Data records
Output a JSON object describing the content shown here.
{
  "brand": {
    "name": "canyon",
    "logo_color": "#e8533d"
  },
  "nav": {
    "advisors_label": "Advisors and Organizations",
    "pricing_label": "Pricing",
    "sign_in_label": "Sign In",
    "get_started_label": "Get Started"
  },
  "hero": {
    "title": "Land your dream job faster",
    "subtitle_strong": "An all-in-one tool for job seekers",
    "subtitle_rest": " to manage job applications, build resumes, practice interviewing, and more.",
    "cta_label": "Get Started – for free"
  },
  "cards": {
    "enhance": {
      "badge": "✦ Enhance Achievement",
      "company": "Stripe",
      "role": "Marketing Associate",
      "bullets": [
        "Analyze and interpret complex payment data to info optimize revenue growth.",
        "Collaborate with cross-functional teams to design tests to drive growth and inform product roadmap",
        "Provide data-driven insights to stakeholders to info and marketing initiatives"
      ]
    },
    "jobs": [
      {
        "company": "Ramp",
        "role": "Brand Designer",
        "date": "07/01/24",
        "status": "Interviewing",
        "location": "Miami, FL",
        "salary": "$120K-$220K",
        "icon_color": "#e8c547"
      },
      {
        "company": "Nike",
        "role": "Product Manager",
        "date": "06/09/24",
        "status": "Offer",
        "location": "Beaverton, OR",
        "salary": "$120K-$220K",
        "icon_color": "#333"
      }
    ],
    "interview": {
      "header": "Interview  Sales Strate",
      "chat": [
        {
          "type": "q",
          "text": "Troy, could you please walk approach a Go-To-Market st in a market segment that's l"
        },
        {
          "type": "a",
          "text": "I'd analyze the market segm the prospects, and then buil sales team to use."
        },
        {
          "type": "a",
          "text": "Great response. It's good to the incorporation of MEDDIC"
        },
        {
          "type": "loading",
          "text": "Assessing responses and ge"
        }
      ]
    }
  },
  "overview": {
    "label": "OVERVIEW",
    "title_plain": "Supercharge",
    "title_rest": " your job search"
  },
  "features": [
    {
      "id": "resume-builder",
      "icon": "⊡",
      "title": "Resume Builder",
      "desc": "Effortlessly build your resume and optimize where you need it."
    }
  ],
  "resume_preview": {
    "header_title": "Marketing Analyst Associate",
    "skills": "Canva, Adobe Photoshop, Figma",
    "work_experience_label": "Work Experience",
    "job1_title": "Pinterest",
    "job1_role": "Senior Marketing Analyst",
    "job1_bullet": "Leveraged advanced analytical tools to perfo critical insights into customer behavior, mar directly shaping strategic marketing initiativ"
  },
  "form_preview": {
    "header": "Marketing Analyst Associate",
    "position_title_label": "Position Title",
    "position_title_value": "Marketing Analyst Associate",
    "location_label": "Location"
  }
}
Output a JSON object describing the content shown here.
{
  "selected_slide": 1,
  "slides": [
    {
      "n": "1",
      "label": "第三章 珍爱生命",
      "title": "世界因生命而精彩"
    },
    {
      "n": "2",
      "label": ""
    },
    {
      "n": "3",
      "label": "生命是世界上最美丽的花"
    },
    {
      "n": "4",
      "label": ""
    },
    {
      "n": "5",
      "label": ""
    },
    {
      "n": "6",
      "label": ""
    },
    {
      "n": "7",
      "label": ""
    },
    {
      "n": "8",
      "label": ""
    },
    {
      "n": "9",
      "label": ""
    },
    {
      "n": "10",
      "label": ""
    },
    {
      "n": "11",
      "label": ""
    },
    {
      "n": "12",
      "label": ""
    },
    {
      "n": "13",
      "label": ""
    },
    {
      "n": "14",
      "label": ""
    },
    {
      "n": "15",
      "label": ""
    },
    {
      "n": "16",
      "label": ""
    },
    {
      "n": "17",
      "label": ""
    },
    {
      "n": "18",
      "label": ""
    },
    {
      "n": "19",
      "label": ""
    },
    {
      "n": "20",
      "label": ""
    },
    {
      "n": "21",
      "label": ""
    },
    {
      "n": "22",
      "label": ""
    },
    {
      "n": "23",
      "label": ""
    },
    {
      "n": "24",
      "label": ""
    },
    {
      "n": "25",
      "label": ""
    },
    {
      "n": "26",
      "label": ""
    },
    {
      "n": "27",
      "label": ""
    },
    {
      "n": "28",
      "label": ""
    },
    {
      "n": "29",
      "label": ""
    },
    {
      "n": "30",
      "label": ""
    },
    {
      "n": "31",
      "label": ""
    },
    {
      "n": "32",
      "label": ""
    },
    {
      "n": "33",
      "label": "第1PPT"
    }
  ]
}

§ **BRIEF**:
Return all of the above records exactly, leaving no line out.

§ **RESPONSE FOR THIS EXERCISE**:
Output a JSON object describing the content shown here.
{
  "brand": {
    "name": "canyon",
    "logo_color": "#e8533d"
  },
  "nav": {
    "advisors_label": "Advisors and Organizations",
    "pricing_label": "Pricing",
    "sign_in_label": "Sign In",
    "get_started_label": "Get Started"
  },
  "hero": {
    "title": "Land your dream job faster",
    "subtitle_strong": "An all-in-one tool for job seekers",
    "subtitle_rest": " to manage job applications, build resumes, practice interviewing, and more.",
    "cta_label": "Get Started – for free"
  },
  "cards": {
    "enhance": {
      "badge": "✦ Enhance Achievement",
      "company": "Stripe",
      "role": "Marketing Associate",
      "bullets": [
        "Analyze and interpret complex payment data to info optimize revenue growth.",
        "Collaborate with cross-functional teams to design tests to drive growth and inform product roadmap",
        "Provide data-driven insights to stakeholders to info and marketing initiatives"
      ]
    },
    "jobs": [
      {
        "company": "Ramp",
        "role": "Brand Designer",
        "date": "07/01/24",
        "status": "Interviewing",
        "location": "Miami, FL",
        "salary": "$120K-$220K",
        "icon_color": "#e8c547"
      },
      {
        "company": "Nike",
        "role": "Product Manager",
        "date": "06/09/24",
        "status": "Offer",
        "location": "Beaverton, OR",
        "salary": "$120K-$220K",
        "icon_color": "#333"
      }
    ],
    "interview": {
      "header": "Interview  Sales Strate",
      "chat": [
        {
          "type": "q",
          "text": "Troy, could you please walk approach a Go-To-Market st in a market segment that's l"
        },
        {
          "type": "a",
          "text": "I'd analyze the market segm the prospects, and then buil sales team to use."
        },
        {
          "type": "a",
          "text": "Great response. It's good to the incorporation of MEDDIC"
        },
        {
          "type": "loading",
          "text": "Assessing responses and ge"
        }
      ]
    }
  },
  "overview": {
    "label": "OVERVIEW",
    "title_plain": "Supercharge",
    "title_rest": " your job search"
  },
  "features": [
    {
      "id": "resume-builder",
      "icon": "⊡",
      "title": "Resume Builder",
      "desc": "Effortlessly build your resume and optimize where you need it."
    }
  ],
  "resume_preview": {
    "header_title": "Marketing Analyst Associate",
    "skills": "Canva, Adobe Photoshop, Figma",
    "work_experience_label": "Work Experience",
    "job1_title": "Pinterest",
    "job1_role": "Senior Marketing Analyst",
    "job1_bullet": "Leveraged advanced analytical tools to perfo critical insights into customer behavior, mar directly shaping strategic marketing initiativ"
  },
  "form_preview": {
    "header": "Marketing Analyst Associate",
    "position_title_label": "Position Title",
    "position_title_value": "Marketing Analyst Associate",
    "location_label": "Location"
  }
}
Output a JSON object describing the content shown here.
{
  "selected_slide": 1,
  "slides": [
    {
      "n": "1",
      "label": "第三章 珍爱生命",
      "title": "世界因生命而精彩"
    },
    {
      "n": "2",
      "label": ""
    },
    {
      "n": "3",
      "label": "生命是世界上最美丽的花"
    },
    {
      "n": "4",
      "label": ""
    },
    {
      "n": "5",
      "label": ""
    },
    {
      "n": "6",
      "label": ""
    },
    {
      "n": "7",
      "label": ""
    },
    {
      "n": "8",
      "label": ""
    },
    {
      "n": "9",
      "label": ""
    },
    {
      "n": "10",
      "label": ""
    },
    {
      "n": "11",
      "label": ""
    },
    {
      "n": "12",
      "label": ""
    },
    {
      "n": "13",
      "label": ""
    },
    {
      "n": "14",
      "label": ""
    },
    {
      "n": "15",
      "label": ""
    },
    {
      "n": "16",
      "label": ""
    },
    {
      "n": "17",
      "label": ""
    },
    {
      "n": "18",
      "label": ""
    },
    {
      "n": "19",
      "label": ""
    },
    {
      "n": "20",
      "label": ""
    },
    {
      "n": "21",
      "label": ""
    },
    {
      "n": "22",
      "label": ""
    },
    {
      "n": "23",
      "label": ""
    },
    {
      "n": "24",
      "label": ""
    },
    {
      "n": "25",
      "label": ""
    },
    {
      "n": "26",
      "label": ""
    },
    {
      "n": "27",
      "label": ""
    },
    {
      "n": "28",
      "label": ""
    },
    {
      "n": "29",
      "label": ""
    },
    {
      "n": "30",
      "label": ""
    },
    {
      "n": "31",
      "label": ""
    },
    {
      "n": "32",
      "label": ""
    },
    {
      "n": "33",
      "label": "第1PPT"
    }
  ]
}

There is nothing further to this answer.